§ Work required
Retype each entry below, keeping every character the same.

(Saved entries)

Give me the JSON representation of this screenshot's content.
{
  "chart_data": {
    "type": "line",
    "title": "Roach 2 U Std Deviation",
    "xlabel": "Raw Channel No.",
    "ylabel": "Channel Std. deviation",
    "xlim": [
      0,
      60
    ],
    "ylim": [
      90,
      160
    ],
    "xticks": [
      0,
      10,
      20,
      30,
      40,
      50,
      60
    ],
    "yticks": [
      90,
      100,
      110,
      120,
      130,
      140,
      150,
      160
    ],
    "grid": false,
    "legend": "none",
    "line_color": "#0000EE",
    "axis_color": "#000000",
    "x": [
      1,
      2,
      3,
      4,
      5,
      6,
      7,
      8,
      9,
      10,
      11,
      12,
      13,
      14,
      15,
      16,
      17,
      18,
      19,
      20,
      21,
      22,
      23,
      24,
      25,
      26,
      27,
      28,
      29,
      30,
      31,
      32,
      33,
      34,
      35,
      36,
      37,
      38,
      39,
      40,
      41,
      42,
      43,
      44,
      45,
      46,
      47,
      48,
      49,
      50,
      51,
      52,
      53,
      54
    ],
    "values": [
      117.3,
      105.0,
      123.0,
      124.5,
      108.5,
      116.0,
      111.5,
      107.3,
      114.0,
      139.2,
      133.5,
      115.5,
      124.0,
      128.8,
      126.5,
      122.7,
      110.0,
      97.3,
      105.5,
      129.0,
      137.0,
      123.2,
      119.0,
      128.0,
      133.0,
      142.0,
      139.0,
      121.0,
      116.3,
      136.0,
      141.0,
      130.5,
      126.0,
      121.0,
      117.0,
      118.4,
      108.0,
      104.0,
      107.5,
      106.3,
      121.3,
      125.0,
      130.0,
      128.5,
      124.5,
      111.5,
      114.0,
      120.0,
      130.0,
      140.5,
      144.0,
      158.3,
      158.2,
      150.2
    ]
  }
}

§ Finished exercise
Give me the JSON representation of this screenshot's content.
{
  "chart_data": {
    "type": "line",
    "title": "Roach 2 U Std Deviation",
    "xlabel": "Raw Channel No.",
    "ylabel": "Channel Std. deviation",
    "xlim": [
      0,
      60
    ],
    "ylim": [
      90,
      160
    ],
    "xticks": [
      0,
      10,
      20,
      30,
      40,
      50,
      60
    ],
    "yticks": [
      90,
      100,
      110,
      120,
      130,
      140,
      150,
      160
    ],
    "grid": false,
    "legend": "none",
    "line_color": "#0000EE",
    "axis_color": "#000000",
    "x": [
      1,
      2,
      3,
      4,
      5,
      6,
      7,
      8,
      9,
      10,
      11,
      12,
      13,
      14,
      15,
      16,
      17,
      18,
      19,
      20,
      21,
      22,
      23,
      24,
      25,
      26,
      27,
      28,
      29,
      30,
      31,
      32,
      33,
      34,
      35,
      36,
      37,
      38,
      39,
      40,
      41,
      42,
      43,
      44,
      45,
      46,
      47,
      48,
      49,
      50,
      51,
      52,
      53,
      54
    ],
    "values": [
      117.3,
      105.0,
      123.0,
      124.5,
      108.5,
      116.0,
      111.5,
      107.3,
      114.0,
      139.2,
      133.5,
      115.5,
      124.0,
      128.8,
      126.5,
      122.7,
      110.0,
      97.3,
      105.5,
      129.0,
      137.0,
      123.2,
      119.0,
      128.0,
      133.0,
      142.0,
      139.0,
      121.0,
      116.3,
      136.0,
      141.0,
      130.5,
      126.0,
      121.0,
      117.0,
      118.4,
      108.0,
      104.0,
      107.5,
      106.3,
      121.3,
      125.0,
      130.0,
      128.5,
      124.5,
      111.5,
      114.0,
      120.0,
      130.0,
      140.5,
      144.0,
      158.3,
      158.2,
      150.2
    ]
  }
}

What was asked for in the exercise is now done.